WRITTEN PROBLEM: State how many lines in the entries below contain the string "price", with case taken into account. Give only the number.

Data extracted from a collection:
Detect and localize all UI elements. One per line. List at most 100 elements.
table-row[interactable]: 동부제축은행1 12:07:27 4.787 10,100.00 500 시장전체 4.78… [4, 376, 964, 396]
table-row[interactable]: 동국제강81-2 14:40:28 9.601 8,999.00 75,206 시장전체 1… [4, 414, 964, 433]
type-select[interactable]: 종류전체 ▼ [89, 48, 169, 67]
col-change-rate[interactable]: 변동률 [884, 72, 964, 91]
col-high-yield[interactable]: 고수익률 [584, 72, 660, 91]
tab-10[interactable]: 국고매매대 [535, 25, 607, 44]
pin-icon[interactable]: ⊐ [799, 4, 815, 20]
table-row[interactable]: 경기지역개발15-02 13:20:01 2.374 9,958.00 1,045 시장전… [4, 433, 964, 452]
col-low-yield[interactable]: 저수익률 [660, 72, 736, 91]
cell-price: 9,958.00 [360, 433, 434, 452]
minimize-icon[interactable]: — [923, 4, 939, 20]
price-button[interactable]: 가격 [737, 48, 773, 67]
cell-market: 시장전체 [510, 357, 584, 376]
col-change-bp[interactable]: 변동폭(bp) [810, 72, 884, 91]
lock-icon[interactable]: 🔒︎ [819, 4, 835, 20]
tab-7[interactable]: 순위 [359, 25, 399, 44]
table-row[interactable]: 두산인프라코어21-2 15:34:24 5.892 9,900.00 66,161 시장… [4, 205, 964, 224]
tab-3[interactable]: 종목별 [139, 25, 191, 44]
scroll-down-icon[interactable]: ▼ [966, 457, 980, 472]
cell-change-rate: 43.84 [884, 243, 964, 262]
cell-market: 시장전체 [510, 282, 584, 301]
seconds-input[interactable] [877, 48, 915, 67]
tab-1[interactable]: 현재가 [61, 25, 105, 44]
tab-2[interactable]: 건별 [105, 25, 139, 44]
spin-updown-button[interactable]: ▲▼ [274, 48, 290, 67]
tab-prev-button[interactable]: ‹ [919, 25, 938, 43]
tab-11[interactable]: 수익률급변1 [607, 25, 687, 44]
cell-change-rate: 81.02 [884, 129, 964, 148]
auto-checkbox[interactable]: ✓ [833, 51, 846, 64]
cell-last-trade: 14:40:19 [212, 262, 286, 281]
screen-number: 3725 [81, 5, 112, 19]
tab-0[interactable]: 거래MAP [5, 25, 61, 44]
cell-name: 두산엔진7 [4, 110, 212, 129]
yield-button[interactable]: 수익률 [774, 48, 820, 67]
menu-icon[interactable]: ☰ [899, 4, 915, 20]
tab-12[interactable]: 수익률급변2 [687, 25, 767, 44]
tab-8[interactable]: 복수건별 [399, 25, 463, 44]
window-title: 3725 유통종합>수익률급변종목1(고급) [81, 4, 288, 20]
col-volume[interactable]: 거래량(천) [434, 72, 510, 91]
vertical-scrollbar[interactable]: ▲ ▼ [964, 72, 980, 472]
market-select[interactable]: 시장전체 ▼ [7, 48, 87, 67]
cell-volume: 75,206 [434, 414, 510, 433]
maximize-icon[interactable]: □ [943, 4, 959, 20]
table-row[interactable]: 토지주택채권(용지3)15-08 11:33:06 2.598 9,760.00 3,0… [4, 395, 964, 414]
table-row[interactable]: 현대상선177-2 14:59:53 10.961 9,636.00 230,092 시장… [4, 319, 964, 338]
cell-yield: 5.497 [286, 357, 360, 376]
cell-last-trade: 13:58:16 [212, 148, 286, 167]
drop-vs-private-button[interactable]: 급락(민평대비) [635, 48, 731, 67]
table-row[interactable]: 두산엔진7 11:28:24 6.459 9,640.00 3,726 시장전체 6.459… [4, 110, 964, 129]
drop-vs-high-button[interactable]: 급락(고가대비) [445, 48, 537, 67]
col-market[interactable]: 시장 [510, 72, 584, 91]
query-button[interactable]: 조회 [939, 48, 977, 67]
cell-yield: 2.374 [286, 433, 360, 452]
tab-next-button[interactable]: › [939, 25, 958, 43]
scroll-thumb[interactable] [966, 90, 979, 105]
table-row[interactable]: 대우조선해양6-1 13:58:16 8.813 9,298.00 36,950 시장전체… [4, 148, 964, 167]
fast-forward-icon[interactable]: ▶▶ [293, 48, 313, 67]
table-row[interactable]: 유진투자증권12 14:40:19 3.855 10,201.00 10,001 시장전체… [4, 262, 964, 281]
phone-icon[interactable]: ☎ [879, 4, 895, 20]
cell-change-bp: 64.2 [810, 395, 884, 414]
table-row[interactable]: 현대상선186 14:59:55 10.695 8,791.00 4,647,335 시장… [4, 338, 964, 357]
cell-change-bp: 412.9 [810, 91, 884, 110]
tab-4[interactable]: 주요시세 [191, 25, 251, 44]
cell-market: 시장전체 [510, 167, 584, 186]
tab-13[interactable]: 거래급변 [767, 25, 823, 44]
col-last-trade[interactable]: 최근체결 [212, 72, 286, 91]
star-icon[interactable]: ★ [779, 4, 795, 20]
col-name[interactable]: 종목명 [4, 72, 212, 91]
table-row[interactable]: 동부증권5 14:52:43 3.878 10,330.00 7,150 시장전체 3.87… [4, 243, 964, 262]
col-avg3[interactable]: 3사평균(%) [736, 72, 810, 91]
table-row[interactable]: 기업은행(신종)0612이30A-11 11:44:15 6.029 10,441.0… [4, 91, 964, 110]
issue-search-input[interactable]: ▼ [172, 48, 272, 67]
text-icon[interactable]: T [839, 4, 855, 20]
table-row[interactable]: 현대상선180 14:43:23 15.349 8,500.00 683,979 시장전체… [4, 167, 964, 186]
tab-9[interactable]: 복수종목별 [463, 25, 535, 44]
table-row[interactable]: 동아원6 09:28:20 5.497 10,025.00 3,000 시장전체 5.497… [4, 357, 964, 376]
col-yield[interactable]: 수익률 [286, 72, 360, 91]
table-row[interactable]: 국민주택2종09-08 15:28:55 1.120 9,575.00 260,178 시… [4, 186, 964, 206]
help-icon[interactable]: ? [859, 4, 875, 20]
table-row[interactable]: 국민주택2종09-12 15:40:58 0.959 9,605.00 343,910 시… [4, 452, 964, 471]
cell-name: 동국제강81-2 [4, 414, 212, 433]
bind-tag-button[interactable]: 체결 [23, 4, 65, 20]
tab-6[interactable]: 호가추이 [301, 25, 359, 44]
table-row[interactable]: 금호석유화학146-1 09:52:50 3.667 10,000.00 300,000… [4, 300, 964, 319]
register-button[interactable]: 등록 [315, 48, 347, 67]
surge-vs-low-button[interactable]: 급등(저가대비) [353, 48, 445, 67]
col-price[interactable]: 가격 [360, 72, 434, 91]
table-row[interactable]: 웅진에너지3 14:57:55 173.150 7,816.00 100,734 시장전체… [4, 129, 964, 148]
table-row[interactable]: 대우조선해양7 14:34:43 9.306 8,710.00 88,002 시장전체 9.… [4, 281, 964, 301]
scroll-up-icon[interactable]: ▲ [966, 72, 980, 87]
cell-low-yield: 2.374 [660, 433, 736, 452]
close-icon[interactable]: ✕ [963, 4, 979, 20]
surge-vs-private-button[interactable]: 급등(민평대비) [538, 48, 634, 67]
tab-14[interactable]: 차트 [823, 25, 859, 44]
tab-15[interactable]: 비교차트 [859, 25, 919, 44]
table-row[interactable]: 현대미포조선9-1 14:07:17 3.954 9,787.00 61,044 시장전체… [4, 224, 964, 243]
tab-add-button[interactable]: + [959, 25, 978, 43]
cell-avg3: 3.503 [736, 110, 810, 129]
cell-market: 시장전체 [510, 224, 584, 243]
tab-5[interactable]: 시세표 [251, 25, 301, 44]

EXERCISE RESULT: 3